» **Exercise material**:
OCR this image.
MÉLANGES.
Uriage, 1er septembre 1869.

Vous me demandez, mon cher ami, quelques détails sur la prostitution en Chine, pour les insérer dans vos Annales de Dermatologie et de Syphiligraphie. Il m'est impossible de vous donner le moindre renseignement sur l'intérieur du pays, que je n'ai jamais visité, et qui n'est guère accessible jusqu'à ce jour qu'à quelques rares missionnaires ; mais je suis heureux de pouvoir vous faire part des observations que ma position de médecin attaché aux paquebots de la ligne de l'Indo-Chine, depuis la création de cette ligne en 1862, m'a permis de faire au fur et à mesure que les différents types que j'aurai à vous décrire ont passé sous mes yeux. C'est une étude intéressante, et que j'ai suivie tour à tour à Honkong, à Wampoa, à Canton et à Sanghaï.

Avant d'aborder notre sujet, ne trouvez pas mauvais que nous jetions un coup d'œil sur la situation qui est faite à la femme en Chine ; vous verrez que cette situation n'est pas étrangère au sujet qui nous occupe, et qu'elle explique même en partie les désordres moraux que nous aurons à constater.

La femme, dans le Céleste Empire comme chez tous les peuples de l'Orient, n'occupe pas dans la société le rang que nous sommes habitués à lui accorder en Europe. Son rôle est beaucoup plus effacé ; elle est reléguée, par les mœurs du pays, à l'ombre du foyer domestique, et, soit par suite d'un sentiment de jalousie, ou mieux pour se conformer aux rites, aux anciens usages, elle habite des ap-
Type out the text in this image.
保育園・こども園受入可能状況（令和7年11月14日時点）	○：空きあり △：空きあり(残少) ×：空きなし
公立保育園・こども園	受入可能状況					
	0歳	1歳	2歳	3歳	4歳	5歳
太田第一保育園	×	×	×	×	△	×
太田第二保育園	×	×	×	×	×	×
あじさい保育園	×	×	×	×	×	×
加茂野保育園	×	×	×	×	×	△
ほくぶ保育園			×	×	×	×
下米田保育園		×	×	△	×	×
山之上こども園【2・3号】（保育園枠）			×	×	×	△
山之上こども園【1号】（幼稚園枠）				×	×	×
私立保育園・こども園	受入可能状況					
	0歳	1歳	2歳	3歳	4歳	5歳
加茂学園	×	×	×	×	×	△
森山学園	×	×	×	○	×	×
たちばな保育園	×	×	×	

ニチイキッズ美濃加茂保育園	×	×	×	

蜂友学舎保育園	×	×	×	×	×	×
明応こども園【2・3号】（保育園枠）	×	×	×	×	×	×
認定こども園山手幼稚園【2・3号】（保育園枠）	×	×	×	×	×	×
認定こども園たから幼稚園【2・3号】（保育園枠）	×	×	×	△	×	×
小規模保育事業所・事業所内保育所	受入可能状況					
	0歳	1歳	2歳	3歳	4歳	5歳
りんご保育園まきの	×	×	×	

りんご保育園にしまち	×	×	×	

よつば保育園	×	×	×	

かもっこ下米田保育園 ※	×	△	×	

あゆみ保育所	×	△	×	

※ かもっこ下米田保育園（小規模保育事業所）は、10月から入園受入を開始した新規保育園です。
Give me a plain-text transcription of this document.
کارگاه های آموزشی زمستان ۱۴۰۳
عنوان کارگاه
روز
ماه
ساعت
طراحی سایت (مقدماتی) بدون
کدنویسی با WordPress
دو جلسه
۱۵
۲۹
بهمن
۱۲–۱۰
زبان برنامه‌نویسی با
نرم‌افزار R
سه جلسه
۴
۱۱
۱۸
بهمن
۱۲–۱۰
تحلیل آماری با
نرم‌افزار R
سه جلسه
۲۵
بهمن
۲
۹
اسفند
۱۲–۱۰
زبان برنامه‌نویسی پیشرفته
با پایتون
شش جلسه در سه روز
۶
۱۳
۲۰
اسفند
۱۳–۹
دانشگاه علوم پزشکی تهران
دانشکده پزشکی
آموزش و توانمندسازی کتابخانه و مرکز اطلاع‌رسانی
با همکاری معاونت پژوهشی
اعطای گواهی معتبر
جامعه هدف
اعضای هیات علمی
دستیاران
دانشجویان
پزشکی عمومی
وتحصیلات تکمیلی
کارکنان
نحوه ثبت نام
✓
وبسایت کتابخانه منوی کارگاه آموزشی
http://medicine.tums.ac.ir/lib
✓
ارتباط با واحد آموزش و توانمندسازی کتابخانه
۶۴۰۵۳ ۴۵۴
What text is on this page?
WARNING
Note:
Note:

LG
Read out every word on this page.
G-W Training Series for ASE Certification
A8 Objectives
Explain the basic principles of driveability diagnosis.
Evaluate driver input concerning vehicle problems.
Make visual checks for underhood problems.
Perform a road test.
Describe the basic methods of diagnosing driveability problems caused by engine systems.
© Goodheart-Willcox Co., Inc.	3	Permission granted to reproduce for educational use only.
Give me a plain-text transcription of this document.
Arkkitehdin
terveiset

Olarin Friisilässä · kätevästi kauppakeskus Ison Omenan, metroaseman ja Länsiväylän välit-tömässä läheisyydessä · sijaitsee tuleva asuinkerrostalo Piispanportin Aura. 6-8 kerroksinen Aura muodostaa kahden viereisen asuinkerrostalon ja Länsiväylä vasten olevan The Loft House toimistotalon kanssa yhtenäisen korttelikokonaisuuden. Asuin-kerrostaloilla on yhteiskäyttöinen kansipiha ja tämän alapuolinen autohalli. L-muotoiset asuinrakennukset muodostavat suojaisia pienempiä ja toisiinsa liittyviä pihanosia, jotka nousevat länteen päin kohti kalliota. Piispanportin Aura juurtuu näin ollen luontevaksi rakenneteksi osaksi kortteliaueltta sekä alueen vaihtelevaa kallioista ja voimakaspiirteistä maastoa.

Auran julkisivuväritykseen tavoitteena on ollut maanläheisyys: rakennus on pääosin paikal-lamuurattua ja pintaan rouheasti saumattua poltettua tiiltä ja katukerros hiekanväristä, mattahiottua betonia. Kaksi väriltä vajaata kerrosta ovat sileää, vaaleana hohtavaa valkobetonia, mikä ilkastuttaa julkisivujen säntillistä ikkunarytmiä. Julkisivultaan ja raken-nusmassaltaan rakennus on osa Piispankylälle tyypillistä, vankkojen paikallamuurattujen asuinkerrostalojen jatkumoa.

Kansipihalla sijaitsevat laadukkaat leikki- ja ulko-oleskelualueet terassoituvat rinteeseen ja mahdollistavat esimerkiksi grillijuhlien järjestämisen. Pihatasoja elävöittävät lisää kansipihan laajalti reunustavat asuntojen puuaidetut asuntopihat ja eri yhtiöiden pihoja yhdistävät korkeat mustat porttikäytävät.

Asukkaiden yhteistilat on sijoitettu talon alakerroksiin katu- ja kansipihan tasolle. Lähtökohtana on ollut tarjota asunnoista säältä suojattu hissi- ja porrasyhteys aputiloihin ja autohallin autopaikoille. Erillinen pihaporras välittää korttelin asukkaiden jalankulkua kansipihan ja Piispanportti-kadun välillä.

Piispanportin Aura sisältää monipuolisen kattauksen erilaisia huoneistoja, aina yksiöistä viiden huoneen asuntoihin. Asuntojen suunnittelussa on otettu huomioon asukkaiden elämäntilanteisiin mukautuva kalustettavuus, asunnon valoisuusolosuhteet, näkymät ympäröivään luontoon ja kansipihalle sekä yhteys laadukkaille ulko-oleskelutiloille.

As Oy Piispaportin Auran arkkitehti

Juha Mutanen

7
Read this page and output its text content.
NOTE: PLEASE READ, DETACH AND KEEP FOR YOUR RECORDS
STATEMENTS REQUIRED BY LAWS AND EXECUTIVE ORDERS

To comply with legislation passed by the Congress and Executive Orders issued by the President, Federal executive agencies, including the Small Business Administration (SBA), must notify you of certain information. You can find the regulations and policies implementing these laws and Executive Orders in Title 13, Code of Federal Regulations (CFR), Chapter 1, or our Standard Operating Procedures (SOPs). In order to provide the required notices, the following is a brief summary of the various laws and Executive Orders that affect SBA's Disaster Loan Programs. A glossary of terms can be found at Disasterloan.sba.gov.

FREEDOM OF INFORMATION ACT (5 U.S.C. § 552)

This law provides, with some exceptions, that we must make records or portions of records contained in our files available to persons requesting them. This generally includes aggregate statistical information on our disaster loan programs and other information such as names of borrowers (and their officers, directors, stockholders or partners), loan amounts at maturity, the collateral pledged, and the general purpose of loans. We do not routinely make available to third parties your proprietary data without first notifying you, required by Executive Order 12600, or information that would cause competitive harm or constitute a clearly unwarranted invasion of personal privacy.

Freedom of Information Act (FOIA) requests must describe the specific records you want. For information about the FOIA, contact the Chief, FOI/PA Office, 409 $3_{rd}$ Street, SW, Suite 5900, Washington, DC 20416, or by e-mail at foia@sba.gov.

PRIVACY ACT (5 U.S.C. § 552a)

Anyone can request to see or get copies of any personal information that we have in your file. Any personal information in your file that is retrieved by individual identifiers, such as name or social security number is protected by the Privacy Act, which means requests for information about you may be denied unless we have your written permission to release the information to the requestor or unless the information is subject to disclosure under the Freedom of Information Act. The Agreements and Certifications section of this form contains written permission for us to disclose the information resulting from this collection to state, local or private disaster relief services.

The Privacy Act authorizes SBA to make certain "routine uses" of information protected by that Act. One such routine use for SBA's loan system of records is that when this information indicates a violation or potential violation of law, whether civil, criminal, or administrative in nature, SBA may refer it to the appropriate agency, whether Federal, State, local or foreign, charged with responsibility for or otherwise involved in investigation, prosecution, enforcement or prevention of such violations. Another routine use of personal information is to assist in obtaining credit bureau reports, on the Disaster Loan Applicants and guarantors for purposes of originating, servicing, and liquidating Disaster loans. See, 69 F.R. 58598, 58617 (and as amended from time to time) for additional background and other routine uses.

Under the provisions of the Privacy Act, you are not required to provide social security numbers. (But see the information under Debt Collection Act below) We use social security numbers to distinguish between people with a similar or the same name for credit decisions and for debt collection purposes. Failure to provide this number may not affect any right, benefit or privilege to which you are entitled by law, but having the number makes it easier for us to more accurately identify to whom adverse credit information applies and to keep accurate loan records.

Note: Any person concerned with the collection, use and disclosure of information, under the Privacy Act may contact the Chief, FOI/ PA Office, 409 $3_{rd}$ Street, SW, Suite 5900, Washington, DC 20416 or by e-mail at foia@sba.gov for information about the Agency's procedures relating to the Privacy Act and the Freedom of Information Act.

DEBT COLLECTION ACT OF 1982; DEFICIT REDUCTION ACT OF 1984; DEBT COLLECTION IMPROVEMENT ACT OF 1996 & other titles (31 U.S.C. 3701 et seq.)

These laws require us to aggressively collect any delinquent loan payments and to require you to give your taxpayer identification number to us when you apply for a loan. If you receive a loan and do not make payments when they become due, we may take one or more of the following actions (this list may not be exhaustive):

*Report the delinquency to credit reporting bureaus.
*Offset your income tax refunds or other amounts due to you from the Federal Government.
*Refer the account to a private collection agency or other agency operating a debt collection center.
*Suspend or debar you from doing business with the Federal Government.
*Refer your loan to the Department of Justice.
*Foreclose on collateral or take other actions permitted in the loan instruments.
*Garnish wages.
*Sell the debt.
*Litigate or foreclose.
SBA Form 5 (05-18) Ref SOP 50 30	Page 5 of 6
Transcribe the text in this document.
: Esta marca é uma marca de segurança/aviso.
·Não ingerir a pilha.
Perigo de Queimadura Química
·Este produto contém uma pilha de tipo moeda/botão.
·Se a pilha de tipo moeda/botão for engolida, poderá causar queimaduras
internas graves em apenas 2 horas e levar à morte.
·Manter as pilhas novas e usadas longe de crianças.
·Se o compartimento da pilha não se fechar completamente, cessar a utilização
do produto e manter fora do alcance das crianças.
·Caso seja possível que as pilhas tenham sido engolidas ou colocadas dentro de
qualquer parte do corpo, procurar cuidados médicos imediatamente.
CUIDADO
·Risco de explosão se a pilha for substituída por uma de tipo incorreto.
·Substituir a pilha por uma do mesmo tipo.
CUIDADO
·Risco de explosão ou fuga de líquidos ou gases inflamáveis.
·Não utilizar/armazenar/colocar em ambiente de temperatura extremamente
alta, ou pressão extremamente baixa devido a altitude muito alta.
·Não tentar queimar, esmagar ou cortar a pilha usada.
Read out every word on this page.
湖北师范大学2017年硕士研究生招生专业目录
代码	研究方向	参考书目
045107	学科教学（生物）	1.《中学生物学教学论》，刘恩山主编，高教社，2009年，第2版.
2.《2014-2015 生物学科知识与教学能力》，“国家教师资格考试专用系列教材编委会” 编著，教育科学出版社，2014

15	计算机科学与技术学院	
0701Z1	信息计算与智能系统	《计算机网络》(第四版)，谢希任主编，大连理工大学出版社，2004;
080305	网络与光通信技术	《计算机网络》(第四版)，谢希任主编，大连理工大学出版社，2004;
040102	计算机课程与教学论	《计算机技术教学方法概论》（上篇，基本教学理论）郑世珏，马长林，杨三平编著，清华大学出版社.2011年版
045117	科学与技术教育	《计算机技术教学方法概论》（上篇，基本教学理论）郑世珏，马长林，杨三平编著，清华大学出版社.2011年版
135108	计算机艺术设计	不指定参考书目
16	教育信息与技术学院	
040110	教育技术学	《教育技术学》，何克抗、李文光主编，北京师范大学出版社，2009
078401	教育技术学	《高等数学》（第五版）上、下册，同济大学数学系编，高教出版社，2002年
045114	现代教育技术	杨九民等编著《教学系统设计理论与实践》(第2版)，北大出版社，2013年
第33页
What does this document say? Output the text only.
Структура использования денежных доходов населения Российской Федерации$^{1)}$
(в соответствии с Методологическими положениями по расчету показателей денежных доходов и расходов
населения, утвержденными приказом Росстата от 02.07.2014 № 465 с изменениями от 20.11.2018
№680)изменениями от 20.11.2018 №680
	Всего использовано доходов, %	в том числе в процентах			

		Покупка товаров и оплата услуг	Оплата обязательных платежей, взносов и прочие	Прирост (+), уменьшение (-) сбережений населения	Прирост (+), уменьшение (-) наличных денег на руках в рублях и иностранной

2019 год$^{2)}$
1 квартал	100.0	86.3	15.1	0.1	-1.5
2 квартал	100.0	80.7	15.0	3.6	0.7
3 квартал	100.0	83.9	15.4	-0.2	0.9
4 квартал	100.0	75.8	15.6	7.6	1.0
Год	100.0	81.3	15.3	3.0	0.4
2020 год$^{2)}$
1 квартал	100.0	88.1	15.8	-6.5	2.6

» **Your goal**: Copy out each line of the records that holds the string "driveability".

» **Task response**:
Explain the basic principles of driveability diagnosis.
Describe the basic methods of diagnosing driveability problems caused by engine systems.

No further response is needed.